start DATA LINES
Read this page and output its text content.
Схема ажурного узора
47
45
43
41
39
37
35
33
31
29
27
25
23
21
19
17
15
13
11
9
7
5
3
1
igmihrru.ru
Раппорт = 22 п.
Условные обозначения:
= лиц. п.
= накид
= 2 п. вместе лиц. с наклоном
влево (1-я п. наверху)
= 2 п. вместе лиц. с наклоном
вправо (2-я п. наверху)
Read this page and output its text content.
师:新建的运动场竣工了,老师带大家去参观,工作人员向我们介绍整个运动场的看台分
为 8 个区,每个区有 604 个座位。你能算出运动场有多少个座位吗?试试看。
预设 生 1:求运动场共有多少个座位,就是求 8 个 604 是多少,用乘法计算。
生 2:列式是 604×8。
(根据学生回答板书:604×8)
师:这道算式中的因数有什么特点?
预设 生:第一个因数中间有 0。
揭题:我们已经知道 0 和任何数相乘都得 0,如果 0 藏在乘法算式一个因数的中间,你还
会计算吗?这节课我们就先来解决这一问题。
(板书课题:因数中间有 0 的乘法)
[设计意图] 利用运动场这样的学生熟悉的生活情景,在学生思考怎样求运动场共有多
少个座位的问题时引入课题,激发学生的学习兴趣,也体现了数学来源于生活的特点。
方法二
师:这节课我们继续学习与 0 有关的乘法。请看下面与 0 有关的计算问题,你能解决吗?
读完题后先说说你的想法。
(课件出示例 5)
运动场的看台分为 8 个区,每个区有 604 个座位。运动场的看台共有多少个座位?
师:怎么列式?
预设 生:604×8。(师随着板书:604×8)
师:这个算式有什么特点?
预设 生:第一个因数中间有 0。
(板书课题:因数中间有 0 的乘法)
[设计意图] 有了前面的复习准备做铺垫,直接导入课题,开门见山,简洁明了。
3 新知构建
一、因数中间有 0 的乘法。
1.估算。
end DATA LINES
__SET EXERCISE__.
Copy the material above, line for line.

__THE SOLUTION__.
Read this page and output its text content.
Схема ажурного узора
47
45
43
41
39
37
35
33
31
29
27
25
23
21
19
17
15
13
11
9
7
5
3
1
igmihrru.ru
Раппорт = 22 п.
Условные обозначения:
= лиц. п.
= накид
= 2 п. вместе лиц. с наклоном
влево (1-я п. наверху)
= 2 п. вместе лиц. с наклоном
вправо (2-я п. наверху)
Read this page and output its text content.
师:新建的运动场竣工了,老师带大家去参观,工作人员向我们介绍整个运动场的看台分
为 8 个区,每个区有 604 个座位。你能算出运动场有多少个座位吗?试试看。
预设 生 1:求运动场共有多少个座位,就是求 8 个 604 是多少,用乘法计算。
生 2:列式是 604×8。
(根据学生回答板书:604×8)
师:这道算式中的因数有什么特点?
预设 生:第一个因数中间有 0。
揭题:我们已经知道 0 和任何数相乘都得 0,如果 0 藏在乘法算式一个因数的中间,你还
会计算吗?这节课我们就先来解决这一问题。
(板书课题:因数中间有 0 的乘法)
[设计意图] 利用运动场这样的学生熟悉的生活情景,在学生思考怎样求运动场共有多
少个座位的问题时引入课题,激发学生的学习兴趣,也体现了数学来源于生活的特点。
方法二
师:这节课我们继续学习与 0 有关的乘法。请看下面与 0 有关的计算问题,你能解决吗?
读完题后先说说你的想法。
(课件出示例 5)
运动场的看台分为 8 个区,每个区有 604 个座位。运动场的看台共有多少个座位?
师:怎么列式?
预设 生:604×8。(师随着板书:604×8)
师:这个算式有什么特点?
预设 生:第一个因数中间有 0。
(板书课题:因数中间有 0 的乘法)
[设计意图] 有了前面的复习准备做铺垫,直接导入课题,开门见山,简洁明了。
3 新知构建
一、因数中间有 0 的乘法。
1.估算。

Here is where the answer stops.